--- begin ---

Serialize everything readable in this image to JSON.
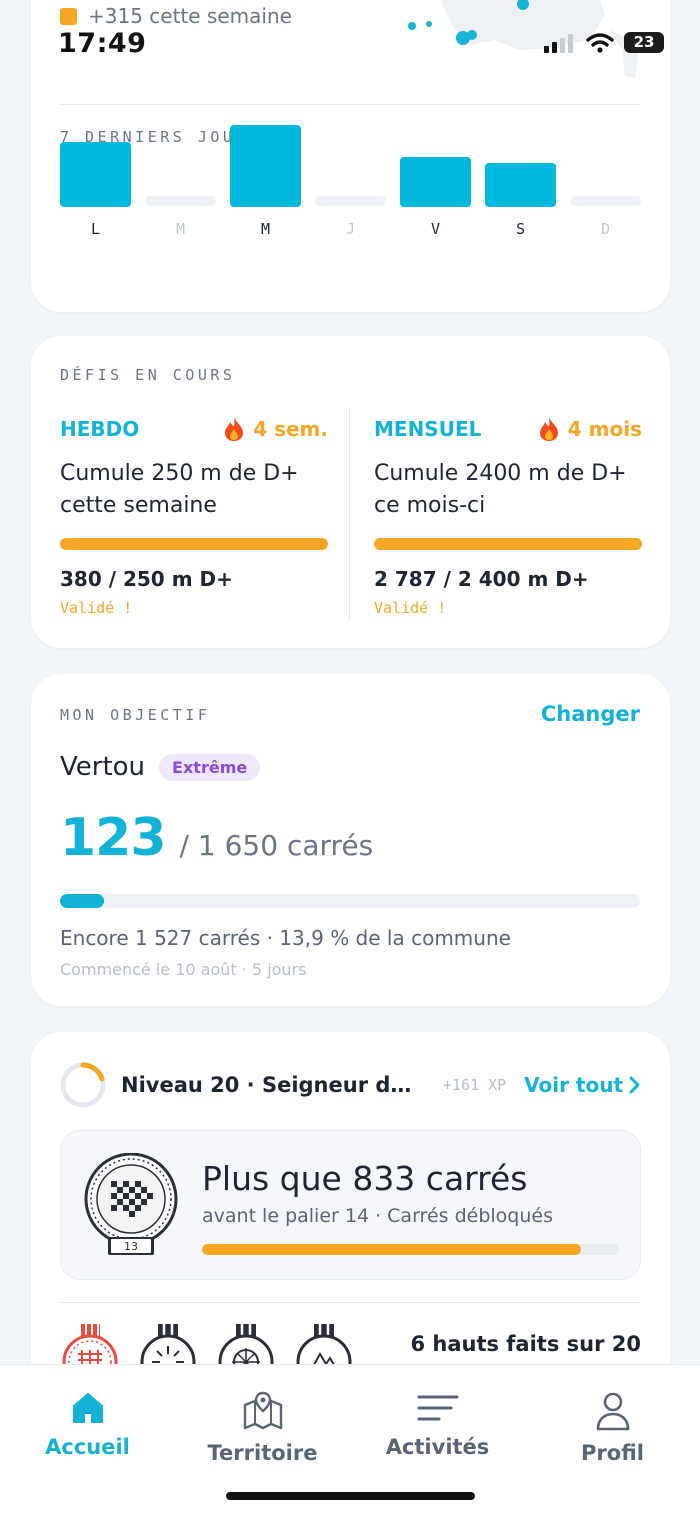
{
  "status_bar": {
    "week_gain": "+315 cette semaine",
    "time": "17:49",
    "battery": "23",
    "accent": "#f5a623"
  },
  "week_chart": {
    "title": "7 DERNIERS JOURS",
    "chart_data": {
      "type": "bar",
      "categories": [
        "L",
        "M",
        "M",
        "J",
        "V",
        "S",
        "D"
      ],
      "values": [
        65,
        0,
        82,
        0,
        50,
        44,
        0
      ],
      "active": [
        true,
        false,
        true,
        false,
        true,
        true,
        false
      ],
      "colors": {
        "bar": "#00b8dc",
        "empty": "#eef1f5",
        "label": "#1d2433",
        "label_muted": "#c2c8d2"
      }
    }
  },
  "challenges": {
    "title": "DÉFIS EN COURS",
    "items": [
      {
        "kind": "HEBDO",
        "streak": "4 sem.",
        "text": "Cumule 250 m de D+ cette semaine",
        "amount": "380 / 250 m D+",
        "status": "Validé !",
        "progress": 1.0
      },
      {
        "kind": "MENSUEL",
        "streak": "4 mois",
        "text": "Cumule 2400 m de D+ ce mois-ci",
        "amount": "2 787 / 2 400 m D+",
        "status": "Validé !",
        "progress": 1.0
      }
    ]
  },
  "objective": {
    "title": "MON OBJECTIF",
    "change_label": "Changer",
    "name": "Vertou",
    "badge": "Extrême",
    "count": "123",
    "total": "/ 1 650 carrés",
    "progress": 0.075,
    "remaining": "Encore 1 527 carrés · 13,9 % de la commune",
    "started": "Commencé le 10 août · 5 jours"
  },
  "level": {
    "text": "Niveau 20 · Seigneur du...",
    "xp": "+161 XP",
    "link": "Voir tout",
    "ring_progress": 0.2,
    "milestone": {
      "badge_number": "13",
      "title": "Plus que 833 carrés",
      "subtitle": "avant le palier 14 · Carrés débloqués",
      "progress": 0.91
    },
    "feats": "6 hauts faits sur 20"
  },
  "tabbar": {
    "tabs": [
      {
        "label": "Accueil",
        "icon": "home-icon",
        "active": true
      },
      {
        "label": "Territoire",
        "icon": "map-icon",
        "active": false
      },
      {
        "label": "Activités",
        "icon": "list-icon",
        "active": false
      },
      {
        "label": "Profil",
        "icon": "profile-icon",
        "active": false
      }
    ]
  }
}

--- end ---

## Your objective
Of the lines in the entries above, how many include "Cumule"? Only the number should be given.

## Result
2